**INSTRUCCIONES DE LA TAREA**
Retoma el texto sobre el robot de Neurobotics y continúalo a partir de su última oración.

**SECCIÓN DEL DOCUMENTO**
■ ■ ■ ■

La empresa rusa Neurobotics está desarrollando un robot que promete convertirse en un nuevo cuerpo humano mucho menos vulnerable que el biológico.
El ruso Dmitri Itskov, creador del robot, prevé cuatro etapas de la creación del sustituto de la persona: desde un robot humanoide hasta un avatar-holograma.
“Viviremos en otro cuerpo, pero nos acostumbraremos porque nuestra personalidad seguirá siendo la misma; con una diferencia: evolucionará en un cuerpo que ofrecerá muchas más posibilidades. Seremos inmortales“, dice.
El proyecto cambiaría drásticamente la sociedad. “Veo un problema en este nuevo tipo de sociedad y es el de la comunicación. El hombre se comportará de manera diferente cuando se encuentre ante un robot. No actuará igual que ante otro humano”, sostiene el sociólogo Igor Obraztsov.

■ ■ ■ ■

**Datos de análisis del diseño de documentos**
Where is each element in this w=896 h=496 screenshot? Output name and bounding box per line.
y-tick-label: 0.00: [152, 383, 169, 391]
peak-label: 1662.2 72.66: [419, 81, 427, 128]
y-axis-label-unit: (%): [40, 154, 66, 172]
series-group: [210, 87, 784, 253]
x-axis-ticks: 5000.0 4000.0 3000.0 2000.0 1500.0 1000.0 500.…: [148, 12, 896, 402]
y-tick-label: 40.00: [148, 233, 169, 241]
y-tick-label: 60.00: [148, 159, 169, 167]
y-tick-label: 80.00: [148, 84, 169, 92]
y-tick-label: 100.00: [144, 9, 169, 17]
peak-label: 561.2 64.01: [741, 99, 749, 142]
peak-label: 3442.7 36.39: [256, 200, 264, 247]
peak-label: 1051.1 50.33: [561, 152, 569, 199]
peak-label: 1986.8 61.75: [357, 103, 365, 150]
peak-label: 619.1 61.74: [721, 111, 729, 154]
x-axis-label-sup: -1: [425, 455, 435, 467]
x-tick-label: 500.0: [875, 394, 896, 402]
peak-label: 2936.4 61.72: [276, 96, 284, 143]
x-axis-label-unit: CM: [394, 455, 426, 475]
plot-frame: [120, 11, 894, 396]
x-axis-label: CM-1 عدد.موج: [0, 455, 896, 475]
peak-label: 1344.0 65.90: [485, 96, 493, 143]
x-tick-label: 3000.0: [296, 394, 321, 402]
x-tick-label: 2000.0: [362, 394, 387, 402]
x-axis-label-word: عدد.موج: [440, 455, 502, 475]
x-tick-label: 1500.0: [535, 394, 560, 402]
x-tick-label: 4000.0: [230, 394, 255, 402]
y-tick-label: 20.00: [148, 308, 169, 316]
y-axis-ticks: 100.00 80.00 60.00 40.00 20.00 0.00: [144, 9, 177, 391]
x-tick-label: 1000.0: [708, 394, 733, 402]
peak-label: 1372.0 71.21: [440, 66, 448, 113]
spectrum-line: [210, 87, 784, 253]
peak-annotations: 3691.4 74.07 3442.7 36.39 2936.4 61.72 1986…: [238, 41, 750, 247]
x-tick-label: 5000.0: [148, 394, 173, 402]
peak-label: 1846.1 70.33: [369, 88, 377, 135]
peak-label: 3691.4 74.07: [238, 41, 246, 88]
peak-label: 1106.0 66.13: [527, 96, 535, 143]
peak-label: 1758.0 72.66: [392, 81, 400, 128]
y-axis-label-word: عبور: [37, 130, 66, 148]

■ ■ ■ ■

**RESPUESTA**
“No creo que las personas desaparezcan y está claro que seguirán teniendo hijos, pero los más mayores dispondrán de una alternativa para prolongar su vida: podrán usar un cuerpo artificial”, explica el director de Neurobotics, Vladimir Kónyshev.
De hecho, la tecnología de crear robots de aspecto muy natural ya existe. Lo comprueba el ‘geminoide’ del profesor japonés de Osaka, Hiroshi Ishiguro. En una ocasión el científico sentó su doble artificial en una cafetería y el 50% de los clientes ni siquiera notó la presencia del androide.